▸ Task
Report each line of the data that includes the word "name".

[Raw records]
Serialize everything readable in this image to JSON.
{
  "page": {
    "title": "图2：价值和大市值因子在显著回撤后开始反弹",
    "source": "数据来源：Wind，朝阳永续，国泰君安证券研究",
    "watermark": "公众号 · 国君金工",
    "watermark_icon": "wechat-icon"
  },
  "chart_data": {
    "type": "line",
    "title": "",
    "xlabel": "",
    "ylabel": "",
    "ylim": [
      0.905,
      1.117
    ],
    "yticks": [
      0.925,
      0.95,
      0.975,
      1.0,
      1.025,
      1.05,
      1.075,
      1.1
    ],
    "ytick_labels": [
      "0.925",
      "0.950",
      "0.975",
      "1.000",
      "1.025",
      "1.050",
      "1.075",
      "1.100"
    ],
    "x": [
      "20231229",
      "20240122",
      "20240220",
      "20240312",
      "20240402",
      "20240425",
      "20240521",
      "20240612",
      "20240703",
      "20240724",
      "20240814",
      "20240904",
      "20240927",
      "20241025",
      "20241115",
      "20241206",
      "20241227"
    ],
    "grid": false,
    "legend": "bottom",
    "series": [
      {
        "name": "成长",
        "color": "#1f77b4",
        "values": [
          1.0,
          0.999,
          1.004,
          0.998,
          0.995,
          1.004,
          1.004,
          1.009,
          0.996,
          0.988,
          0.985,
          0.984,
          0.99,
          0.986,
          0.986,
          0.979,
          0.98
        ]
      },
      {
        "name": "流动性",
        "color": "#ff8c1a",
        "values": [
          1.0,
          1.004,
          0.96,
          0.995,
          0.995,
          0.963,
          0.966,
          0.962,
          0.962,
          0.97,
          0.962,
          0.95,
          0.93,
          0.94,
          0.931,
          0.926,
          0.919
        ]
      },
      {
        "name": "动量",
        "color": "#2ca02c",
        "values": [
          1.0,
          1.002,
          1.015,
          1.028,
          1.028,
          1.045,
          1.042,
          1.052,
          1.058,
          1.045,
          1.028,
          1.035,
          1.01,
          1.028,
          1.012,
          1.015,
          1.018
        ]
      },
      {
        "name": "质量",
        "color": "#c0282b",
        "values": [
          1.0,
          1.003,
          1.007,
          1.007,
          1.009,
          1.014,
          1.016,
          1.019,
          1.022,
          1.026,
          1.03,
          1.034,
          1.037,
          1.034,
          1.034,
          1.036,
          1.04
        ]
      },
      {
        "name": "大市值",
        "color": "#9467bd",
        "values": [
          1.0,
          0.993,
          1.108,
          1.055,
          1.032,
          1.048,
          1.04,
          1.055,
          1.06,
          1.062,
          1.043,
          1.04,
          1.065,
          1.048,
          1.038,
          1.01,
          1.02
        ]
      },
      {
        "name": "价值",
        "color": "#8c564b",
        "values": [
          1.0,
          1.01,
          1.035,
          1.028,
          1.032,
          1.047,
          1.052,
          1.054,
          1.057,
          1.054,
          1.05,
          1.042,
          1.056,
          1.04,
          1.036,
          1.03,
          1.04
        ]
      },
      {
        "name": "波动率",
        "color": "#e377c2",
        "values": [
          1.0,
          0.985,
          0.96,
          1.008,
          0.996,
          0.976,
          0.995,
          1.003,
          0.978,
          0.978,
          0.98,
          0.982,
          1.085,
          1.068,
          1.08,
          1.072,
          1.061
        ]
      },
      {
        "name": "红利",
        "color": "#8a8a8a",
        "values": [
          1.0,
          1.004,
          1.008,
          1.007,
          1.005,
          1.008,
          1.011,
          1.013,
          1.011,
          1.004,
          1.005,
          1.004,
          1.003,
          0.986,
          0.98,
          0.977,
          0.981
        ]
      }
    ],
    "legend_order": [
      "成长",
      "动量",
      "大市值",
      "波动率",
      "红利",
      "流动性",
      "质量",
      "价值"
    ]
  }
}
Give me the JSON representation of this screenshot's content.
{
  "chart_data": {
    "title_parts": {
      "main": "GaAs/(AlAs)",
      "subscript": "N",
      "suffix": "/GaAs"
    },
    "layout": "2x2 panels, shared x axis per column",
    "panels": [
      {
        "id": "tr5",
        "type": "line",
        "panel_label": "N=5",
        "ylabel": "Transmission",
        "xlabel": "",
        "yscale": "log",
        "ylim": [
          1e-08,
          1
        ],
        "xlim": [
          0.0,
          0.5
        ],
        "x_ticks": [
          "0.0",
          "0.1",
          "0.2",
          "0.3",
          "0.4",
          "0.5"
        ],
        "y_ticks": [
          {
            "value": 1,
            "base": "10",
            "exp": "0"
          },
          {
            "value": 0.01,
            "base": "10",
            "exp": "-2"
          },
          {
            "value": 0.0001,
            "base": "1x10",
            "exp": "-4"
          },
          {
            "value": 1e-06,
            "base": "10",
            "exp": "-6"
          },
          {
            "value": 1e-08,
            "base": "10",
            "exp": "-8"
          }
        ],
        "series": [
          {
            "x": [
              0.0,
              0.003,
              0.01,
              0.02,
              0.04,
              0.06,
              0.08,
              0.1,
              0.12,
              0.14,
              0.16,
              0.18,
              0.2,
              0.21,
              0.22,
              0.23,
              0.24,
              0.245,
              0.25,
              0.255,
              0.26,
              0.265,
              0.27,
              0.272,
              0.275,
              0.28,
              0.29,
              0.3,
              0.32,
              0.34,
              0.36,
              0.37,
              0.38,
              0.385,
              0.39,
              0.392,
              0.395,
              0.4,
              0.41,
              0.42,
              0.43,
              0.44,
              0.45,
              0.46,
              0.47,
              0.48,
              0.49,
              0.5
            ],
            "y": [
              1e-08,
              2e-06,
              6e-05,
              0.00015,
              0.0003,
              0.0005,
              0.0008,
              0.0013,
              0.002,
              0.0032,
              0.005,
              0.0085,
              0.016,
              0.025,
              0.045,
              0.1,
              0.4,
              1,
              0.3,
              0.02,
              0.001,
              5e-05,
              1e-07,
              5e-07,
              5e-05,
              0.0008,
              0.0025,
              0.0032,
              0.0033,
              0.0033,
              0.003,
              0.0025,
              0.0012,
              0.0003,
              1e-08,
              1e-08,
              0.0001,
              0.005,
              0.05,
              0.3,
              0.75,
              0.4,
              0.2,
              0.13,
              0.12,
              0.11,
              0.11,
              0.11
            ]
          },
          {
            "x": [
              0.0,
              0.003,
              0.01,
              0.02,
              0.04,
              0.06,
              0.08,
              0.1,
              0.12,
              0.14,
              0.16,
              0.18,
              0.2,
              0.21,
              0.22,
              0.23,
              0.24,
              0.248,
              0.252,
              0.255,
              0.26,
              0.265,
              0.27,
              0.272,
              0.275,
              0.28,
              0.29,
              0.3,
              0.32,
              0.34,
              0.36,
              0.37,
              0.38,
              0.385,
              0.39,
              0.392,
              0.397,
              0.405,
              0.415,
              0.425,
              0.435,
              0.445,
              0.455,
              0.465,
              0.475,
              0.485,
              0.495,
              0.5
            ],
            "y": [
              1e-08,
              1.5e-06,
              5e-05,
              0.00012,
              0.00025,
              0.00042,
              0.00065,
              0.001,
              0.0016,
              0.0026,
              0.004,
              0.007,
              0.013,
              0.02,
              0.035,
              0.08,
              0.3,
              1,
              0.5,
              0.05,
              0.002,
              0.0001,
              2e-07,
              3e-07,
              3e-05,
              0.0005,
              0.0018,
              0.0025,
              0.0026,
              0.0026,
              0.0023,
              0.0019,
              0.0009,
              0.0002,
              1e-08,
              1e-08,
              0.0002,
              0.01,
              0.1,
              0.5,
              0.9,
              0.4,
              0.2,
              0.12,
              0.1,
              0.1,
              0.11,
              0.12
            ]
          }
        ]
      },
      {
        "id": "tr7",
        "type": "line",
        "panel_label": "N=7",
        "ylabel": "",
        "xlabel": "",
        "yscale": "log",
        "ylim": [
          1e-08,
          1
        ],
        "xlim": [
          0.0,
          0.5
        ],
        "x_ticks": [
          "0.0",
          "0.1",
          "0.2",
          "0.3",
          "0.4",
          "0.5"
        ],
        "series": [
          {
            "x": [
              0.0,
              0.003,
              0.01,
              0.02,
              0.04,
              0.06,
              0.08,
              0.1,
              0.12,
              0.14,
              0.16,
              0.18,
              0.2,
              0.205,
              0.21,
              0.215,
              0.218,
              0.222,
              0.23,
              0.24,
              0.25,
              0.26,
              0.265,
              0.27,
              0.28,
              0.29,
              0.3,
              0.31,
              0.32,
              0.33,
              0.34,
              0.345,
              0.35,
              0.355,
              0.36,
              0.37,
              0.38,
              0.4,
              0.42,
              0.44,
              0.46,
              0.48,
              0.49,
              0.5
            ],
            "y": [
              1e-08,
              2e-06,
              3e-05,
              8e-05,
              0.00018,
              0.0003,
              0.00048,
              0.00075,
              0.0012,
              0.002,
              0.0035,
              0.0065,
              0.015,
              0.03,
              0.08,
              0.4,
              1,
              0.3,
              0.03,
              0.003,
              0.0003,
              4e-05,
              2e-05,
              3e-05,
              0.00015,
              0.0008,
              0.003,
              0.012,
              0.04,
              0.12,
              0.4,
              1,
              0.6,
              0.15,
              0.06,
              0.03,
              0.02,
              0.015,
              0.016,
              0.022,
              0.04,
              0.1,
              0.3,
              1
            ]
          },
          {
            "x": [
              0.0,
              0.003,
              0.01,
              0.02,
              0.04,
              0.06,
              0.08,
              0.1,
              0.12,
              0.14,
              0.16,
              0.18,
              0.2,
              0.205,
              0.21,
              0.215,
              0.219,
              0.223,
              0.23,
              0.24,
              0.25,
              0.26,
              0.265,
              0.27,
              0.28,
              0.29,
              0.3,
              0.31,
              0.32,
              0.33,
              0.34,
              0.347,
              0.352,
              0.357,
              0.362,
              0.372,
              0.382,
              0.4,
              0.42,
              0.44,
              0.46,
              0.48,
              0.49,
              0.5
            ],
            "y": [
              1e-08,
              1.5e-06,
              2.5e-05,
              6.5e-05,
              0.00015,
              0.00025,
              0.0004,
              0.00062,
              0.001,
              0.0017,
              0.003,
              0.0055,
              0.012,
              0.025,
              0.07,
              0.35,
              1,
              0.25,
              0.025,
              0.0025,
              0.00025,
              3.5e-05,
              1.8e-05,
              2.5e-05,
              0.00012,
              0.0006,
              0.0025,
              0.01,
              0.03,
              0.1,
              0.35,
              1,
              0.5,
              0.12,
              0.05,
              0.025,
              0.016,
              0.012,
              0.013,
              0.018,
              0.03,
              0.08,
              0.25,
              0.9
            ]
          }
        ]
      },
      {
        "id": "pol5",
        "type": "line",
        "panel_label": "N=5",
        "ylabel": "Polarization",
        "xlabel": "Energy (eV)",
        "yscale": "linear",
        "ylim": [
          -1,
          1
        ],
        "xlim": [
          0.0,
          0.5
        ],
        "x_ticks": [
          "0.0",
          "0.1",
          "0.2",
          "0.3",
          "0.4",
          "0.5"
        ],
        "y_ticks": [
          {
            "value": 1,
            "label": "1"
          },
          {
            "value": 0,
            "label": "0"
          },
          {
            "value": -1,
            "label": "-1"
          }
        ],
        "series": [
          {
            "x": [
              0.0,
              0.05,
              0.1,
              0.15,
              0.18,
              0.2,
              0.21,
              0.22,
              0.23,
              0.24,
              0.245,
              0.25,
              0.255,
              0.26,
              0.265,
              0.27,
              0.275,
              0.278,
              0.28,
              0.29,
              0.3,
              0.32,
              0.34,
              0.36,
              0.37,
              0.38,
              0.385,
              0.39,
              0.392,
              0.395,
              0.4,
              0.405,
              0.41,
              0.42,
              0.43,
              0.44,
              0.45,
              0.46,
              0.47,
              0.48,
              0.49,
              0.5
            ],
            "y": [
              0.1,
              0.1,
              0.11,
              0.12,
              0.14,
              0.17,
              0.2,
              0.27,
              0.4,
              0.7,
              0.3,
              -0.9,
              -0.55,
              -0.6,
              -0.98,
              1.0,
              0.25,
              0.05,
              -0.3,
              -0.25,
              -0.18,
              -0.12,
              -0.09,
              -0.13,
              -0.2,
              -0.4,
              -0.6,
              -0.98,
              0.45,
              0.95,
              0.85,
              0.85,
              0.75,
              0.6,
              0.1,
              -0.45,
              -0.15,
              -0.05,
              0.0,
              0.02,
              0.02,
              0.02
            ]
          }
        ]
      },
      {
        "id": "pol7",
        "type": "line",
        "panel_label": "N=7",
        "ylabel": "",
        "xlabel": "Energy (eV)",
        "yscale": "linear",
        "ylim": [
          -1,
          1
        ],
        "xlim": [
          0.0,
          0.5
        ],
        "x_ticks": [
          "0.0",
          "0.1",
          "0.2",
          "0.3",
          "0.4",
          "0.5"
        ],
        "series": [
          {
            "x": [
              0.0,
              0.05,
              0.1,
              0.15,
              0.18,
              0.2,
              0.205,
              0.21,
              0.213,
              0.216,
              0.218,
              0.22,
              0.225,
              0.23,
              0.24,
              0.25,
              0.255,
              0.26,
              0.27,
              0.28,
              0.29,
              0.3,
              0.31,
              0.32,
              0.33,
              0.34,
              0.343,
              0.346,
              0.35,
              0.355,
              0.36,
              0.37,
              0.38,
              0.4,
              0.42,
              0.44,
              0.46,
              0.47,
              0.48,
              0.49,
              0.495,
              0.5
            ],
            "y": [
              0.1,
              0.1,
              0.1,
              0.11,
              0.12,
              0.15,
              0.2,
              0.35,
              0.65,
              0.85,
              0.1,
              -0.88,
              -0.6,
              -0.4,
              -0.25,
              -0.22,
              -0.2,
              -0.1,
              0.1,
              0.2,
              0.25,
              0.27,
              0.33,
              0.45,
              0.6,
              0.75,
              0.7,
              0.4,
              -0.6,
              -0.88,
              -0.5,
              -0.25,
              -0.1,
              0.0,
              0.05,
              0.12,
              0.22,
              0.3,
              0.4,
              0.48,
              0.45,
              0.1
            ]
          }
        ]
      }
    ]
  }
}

▸ Task response
        "name": "成长",
        "name": "流动性",
        "name": "动量",
        "name": "质量",
        "name": "大市值",
        "name": "价值",
        "name": "波动率",
        "name": "红利",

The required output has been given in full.